**PROBLEM TO WORK ON:** How many lines of the records hold the string "text"? Reply with the number alone.

______

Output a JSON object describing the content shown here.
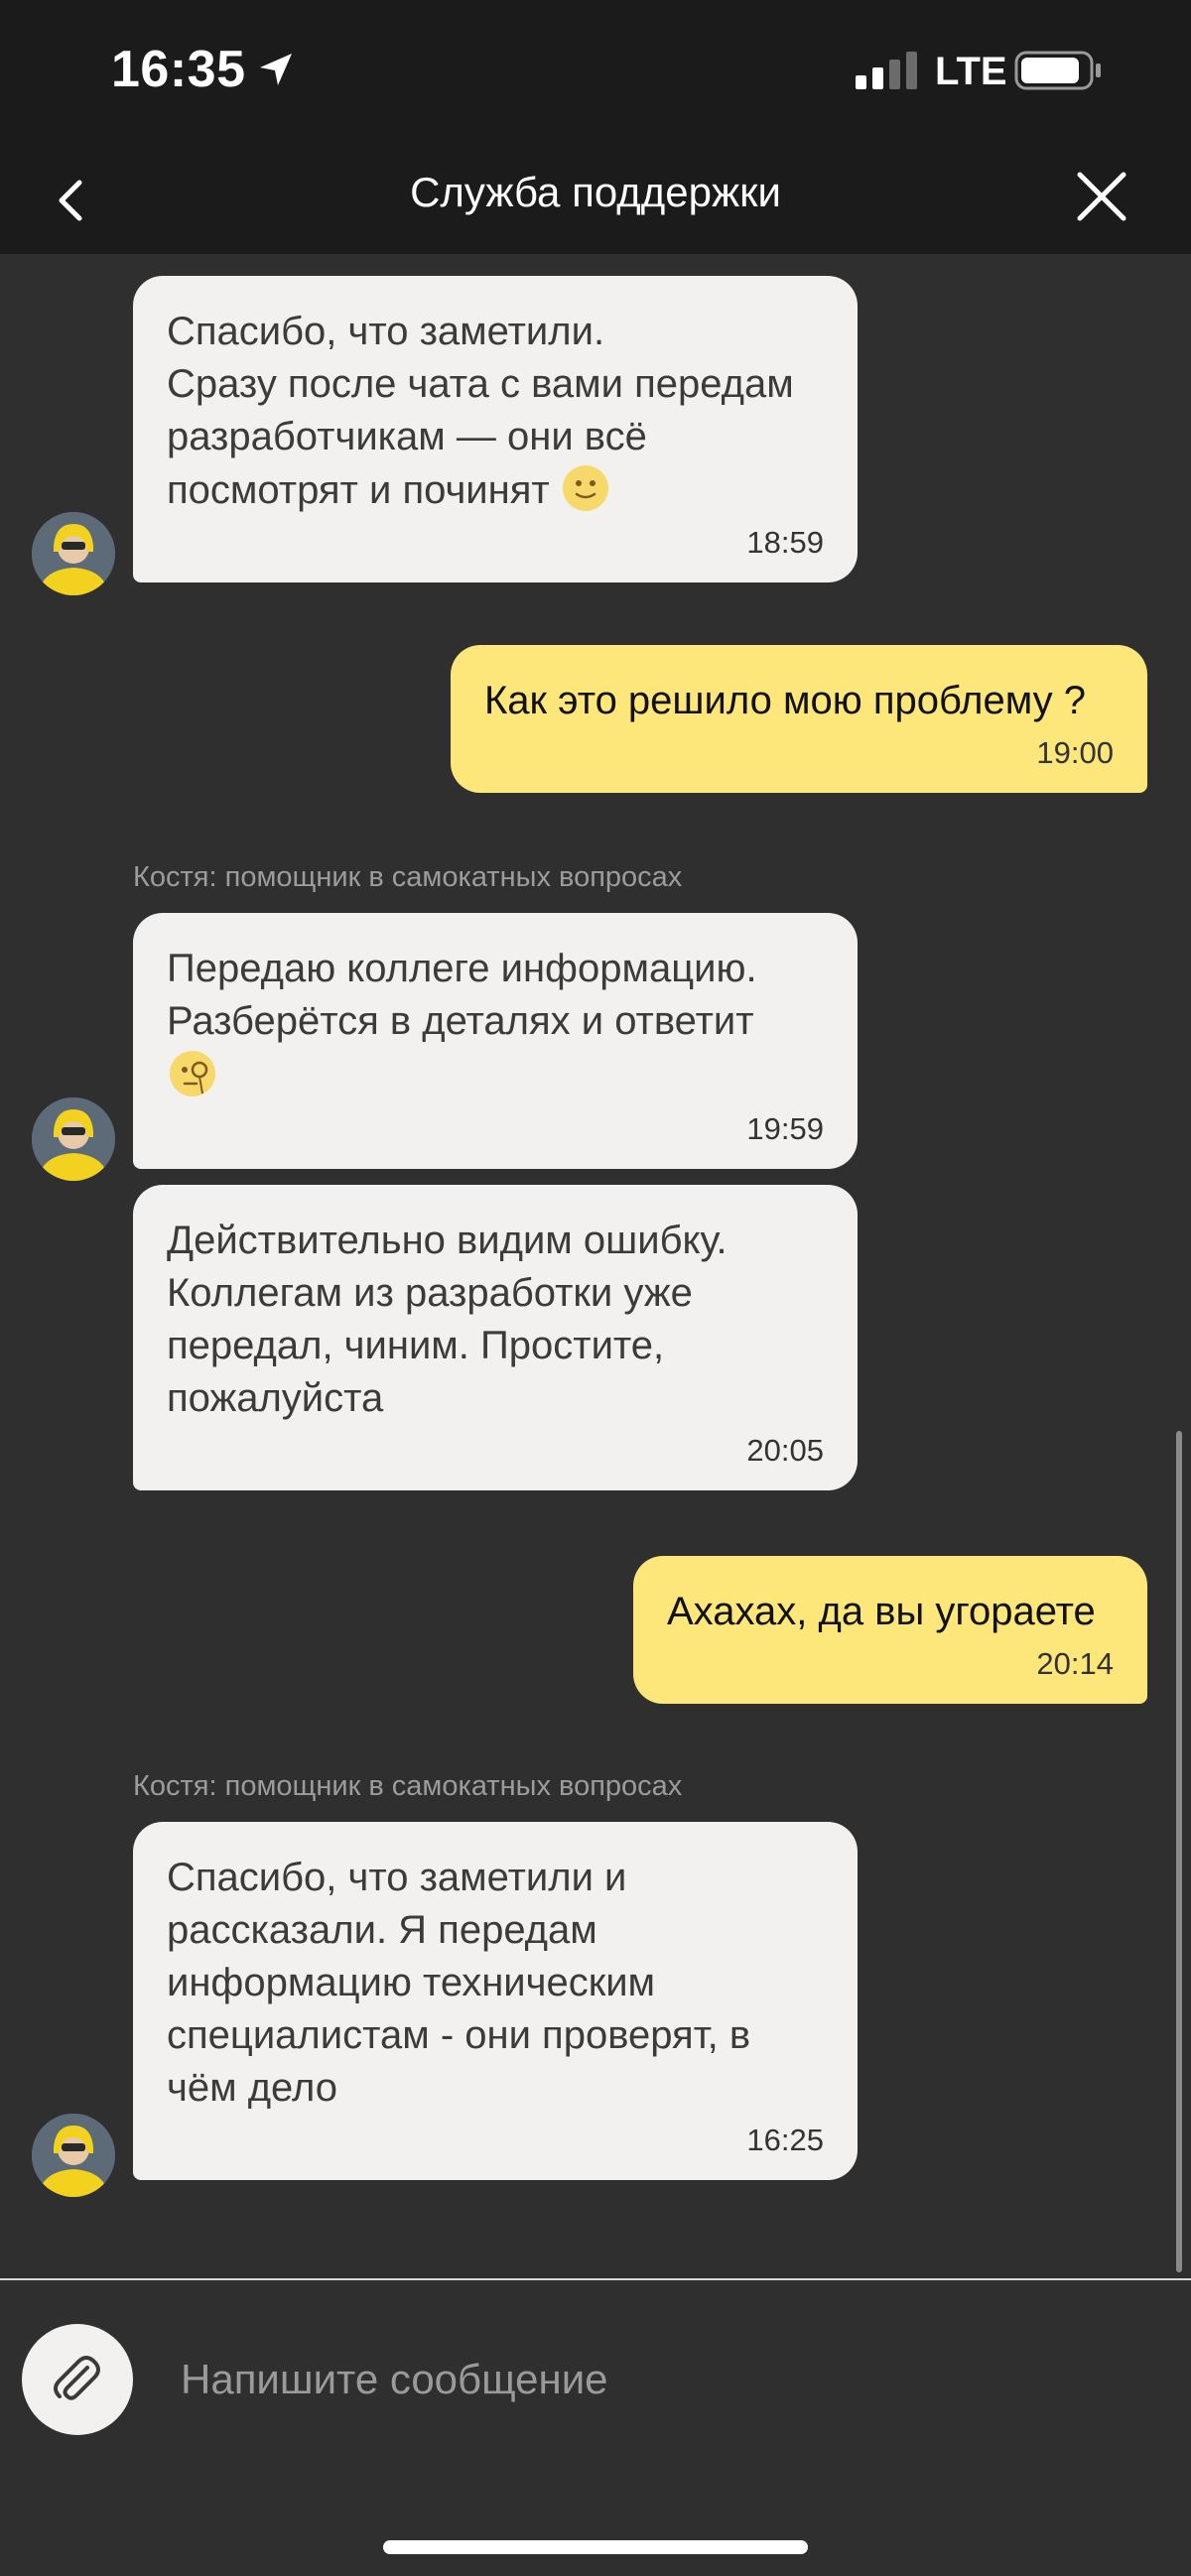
{
  "status_bar": {
    "time": "16:35",
    "network": "LTE",
    "icons": [
      "location-arrow-icon",
      "signal-icon",
      "battery-icon"
    ]
  },
  "header": {
    "title": "Служба поддержки",
    "back_icon": "chevron-left-icon",
    "close_icon": "close-icon"
  },
  "messages": [
    {
      "id": "m1",
      "direction": "incoming",
      "text": "Спасибо, что заметили.\nСразу после чата с вами передам разработчикам — они всё посмотрят и починят",
      "emoji": "slightly-smiling-face",
      "time": "18:59"
    },
    {
      "id": "m2",
      "direction": "outgoing",
      "text": "Как это решило мою проблему ?",
      "time": "19:00"
    },
    {
      "id": "m3",
      "direction": "incoming",
      "sender": "Костя: помощник в самокатных вопросах",
      "text": "Передаю коллеге информацию. Разберётся в деталях и ответит",
      "emoji": "face-with-monocle",
      "time": "19:59"
    },
    {
      "id": "m4",
      "direction": "incoming",
      "text": "Действительно видим ошибку. Коллегам из разработки уже передал, чиним. Простите, пожалуйста",
      "time": "20:05"
    },
    {
      "id": "m5",
      "direction": "outgoing",
      "text": "Ахахах, да вы угораете",
      "time": "20:14"
    },
    {
      "id": "m6",
      "direction": "incoming",
      "sender": "Костя: помощник в самокатных вопросах",
      "text": "Спасибо, что заметили и рассказали. Я передам информацию техническим специалистам - они проверят, в чём дело",
      "time": "16:25"
    }
  ],
  "composer": {
    "placeholder": "Напишите сообщение",
    "attach_icon": "paperclip-icon"
  },
  "colors": {
    "background": "#2f2f2f",
    "header": "#1b1b1b",
    "incoming_bubble": "#f2f1ef",
    "outgoing_bubble": "#fde77a"
  }
}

______

**SOLUTION TO THIS TASK:** 6